* What this task involves
Search the data for the word "vagy". Reproduce every line where it is found.

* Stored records
◆ ◆ ◆ ◆ ◆
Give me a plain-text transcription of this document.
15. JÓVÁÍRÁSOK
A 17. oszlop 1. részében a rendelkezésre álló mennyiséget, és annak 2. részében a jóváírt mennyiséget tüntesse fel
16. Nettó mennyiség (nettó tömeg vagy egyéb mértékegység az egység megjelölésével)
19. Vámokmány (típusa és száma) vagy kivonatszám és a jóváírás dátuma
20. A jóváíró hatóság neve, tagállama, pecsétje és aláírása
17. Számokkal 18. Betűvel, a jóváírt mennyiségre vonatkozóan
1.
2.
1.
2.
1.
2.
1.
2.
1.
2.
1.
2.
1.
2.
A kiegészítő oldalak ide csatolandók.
◆ ◆ ◆ ◆ ◆
* Full output
16. Nettó mennyiség (nettó tömeg vagy egyéb mértékegység az egység megjelölésével)
19. Vámokmány (típusa és száma) vagy kivonatszám és a jóváírás dátuma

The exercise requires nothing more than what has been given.